**GIVEN PROBLEM:**
Write out all of the data exactly as it appears.

Stored data entries:
——————————

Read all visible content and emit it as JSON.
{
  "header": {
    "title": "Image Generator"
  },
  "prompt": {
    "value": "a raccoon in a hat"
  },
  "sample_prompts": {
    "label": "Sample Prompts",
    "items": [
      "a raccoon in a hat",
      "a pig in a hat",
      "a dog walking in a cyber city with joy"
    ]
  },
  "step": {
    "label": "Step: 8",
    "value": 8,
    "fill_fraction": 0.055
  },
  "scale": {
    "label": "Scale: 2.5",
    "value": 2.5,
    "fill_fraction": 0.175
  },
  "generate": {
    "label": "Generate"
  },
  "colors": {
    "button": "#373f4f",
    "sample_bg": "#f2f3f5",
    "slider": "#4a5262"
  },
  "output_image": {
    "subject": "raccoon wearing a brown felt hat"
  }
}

——————————

**CORRECT ANSWER:**
Read all visible content and emit it as JSON.
{
  "header": {
    "title": "Image Generator"
  },
  "prompt": {
    "value": "a raccoon in a hat"
  },
  "sample_prompts": {
    "label": "Sample Prompts",
    "items": [
      "a raccoon in a hat",
      "a pig in a hat",
      "a dog walking in a cyber city with joy"
    ]
  },
  "step": {
    "label": "Step: 8",
    "value": 8,
    "fill_fraction": 0.055
  },
  "scale": {
    "label": "Scale: 2.5",
    "value": 2.5,
    "fill_fraction": 0.175
  },
  "generate": {
    "label": "Generate"
  },
  "colors": {
    "button": "#373f4f",
    "sample_bg": "#f2f3f5",
    "slider": "#4a5262"
  },
  "output_image": {
    "subject": "raccoon wearing a brown felt hat"
  }
}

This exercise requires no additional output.